Source records
start
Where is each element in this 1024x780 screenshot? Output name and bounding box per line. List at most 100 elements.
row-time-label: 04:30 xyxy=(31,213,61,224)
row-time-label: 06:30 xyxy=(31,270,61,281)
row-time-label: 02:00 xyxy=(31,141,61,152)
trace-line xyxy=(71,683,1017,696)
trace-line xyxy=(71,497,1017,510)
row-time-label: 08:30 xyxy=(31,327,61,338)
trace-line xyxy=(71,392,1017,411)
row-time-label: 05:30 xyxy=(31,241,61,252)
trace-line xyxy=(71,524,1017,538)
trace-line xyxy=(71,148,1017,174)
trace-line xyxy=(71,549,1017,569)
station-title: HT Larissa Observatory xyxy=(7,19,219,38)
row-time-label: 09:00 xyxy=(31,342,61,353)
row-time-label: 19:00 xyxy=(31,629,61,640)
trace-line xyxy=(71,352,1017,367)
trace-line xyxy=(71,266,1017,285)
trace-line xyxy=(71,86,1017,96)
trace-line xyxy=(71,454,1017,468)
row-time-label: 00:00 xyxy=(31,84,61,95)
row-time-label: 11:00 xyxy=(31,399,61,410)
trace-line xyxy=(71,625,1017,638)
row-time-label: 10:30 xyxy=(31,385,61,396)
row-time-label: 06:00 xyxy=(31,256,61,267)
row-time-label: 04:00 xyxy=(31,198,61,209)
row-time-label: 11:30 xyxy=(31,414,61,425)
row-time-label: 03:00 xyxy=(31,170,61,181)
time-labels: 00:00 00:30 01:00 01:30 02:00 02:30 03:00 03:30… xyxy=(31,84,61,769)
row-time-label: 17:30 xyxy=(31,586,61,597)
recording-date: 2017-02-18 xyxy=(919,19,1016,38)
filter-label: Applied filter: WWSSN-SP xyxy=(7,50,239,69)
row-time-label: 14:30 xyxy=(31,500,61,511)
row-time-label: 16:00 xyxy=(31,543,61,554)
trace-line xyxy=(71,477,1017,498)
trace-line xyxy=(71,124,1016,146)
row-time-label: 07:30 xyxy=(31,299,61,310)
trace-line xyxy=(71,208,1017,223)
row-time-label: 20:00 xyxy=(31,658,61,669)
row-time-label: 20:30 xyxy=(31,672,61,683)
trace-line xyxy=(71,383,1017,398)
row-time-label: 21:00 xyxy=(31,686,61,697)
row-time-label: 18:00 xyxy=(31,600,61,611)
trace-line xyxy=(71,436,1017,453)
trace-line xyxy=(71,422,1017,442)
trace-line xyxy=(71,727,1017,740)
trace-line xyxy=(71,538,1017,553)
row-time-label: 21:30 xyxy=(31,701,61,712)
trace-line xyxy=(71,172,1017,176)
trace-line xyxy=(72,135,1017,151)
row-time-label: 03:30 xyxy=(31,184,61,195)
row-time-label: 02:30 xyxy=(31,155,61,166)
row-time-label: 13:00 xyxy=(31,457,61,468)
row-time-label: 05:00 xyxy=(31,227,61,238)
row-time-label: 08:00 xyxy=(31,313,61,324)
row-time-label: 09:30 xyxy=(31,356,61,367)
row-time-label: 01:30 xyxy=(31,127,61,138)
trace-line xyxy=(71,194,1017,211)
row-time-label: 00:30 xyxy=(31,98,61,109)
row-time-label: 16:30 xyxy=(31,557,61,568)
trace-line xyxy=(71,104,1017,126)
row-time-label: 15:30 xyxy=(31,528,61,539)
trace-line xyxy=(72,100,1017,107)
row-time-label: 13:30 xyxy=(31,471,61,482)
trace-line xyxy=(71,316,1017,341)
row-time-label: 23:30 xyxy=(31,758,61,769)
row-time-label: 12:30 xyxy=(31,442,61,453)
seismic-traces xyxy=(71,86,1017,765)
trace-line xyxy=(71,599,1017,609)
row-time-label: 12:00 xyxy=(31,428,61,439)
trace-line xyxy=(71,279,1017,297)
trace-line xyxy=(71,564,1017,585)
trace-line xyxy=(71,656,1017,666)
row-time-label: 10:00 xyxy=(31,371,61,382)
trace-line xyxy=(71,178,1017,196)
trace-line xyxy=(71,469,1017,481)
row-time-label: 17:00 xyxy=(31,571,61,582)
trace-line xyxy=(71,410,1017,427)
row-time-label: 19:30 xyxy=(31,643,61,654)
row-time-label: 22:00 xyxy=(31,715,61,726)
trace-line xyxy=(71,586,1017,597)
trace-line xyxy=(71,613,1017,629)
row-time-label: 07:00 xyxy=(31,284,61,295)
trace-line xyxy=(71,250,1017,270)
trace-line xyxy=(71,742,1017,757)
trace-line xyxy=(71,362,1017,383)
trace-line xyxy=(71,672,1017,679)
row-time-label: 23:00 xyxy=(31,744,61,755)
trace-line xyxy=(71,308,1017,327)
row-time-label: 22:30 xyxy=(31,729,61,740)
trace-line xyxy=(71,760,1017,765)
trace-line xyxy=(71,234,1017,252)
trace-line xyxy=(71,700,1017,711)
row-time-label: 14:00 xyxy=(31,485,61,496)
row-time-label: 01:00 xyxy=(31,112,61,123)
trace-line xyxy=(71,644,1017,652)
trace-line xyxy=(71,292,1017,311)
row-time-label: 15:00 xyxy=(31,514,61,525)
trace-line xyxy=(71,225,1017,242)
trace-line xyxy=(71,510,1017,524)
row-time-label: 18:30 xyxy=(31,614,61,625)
end
▶ Given request
Please return everything from the start of the data down to the line containing "trace-line xyxy=(71,683,1017,696)", copied line for line and character for character.

▶ Complete answer
Where is each element in this 1024x780 screenshot? Output name and bounding box per line. List at most 100 elements.
row-time-label: 04:30 xyxy=(31,213,61,224)
row-time-label: 06:30 xyxy=(31,270,61,281)
row-time-label: 02:00 xyxy=(31,141,61,152)
trace-line xyxy=(71,683,1017,696)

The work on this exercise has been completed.